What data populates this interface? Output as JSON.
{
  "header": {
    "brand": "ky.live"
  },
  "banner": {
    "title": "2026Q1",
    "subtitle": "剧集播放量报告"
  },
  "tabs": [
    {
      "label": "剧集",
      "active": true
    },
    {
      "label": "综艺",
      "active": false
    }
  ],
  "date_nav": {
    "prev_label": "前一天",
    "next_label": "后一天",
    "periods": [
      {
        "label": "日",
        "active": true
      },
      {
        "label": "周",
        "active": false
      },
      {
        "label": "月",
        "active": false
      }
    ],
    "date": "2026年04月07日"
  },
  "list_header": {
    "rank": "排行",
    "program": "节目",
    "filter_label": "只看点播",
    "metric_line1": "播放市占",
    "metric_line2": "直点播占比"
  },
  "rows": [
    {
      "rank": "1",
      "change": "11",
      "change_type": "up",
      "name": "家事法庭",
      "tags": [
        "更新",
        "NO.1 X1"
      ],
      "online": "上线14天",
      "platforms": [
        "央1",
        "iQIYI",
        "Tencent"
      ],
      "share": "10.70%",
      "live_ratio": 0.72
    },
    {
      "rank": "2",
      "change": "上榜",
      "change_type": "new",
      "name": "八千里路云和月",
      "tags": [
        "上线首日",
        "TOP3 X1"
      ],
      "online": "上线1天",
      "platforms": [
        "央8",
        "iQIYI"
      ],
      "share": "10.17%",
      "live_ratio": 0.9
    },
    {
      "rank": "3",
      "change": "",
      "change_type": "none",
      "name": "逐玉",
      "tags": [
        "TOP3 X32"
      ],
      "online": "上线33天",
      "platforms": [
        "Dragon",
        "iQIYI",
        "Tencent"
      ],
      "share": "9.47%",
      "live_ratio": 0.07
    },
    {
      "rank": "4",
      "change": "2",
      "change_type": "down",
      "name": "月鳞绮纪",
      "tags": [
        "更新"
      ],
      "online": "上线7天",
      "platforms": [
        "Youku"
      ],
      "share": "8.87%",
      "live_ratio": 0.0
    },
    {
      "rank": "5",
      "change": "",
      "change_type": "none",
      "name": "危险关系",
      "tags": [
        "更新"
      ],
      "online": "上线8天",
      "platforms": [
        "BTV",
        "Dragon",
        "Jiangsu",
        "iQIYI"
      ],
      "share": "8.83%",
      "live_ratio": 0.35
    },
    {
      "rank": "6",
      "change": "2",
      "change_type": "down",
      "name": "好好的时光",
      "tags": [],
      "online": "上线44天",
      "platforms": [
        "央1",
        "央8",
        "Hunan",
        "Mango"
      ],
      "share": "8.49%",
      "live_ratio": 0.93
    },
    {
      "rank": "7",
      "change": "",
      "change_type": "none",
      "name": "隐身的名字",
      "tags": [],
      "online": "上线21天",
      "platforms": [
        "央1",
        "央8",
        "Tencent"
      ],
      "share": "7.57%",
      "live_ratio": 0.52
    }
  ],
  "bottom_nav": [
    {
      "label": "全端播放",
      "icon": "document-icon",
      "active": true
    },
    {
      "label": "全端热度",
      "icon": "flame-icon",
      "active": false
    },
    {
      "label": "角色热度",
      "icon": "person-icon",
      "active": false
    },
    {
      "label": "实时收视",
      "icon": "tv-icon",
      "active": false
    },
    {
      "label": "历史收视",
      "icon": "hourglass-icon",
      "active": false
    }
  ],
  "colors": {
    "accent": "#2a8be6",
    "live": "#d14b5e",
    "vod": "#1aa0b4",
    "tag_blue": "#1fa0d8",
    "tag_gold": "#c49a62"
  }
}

- - - - -

* [Goal] Provide the number of lines in these entries that hold the word "name", without any accompanying text.

* [Task result] 7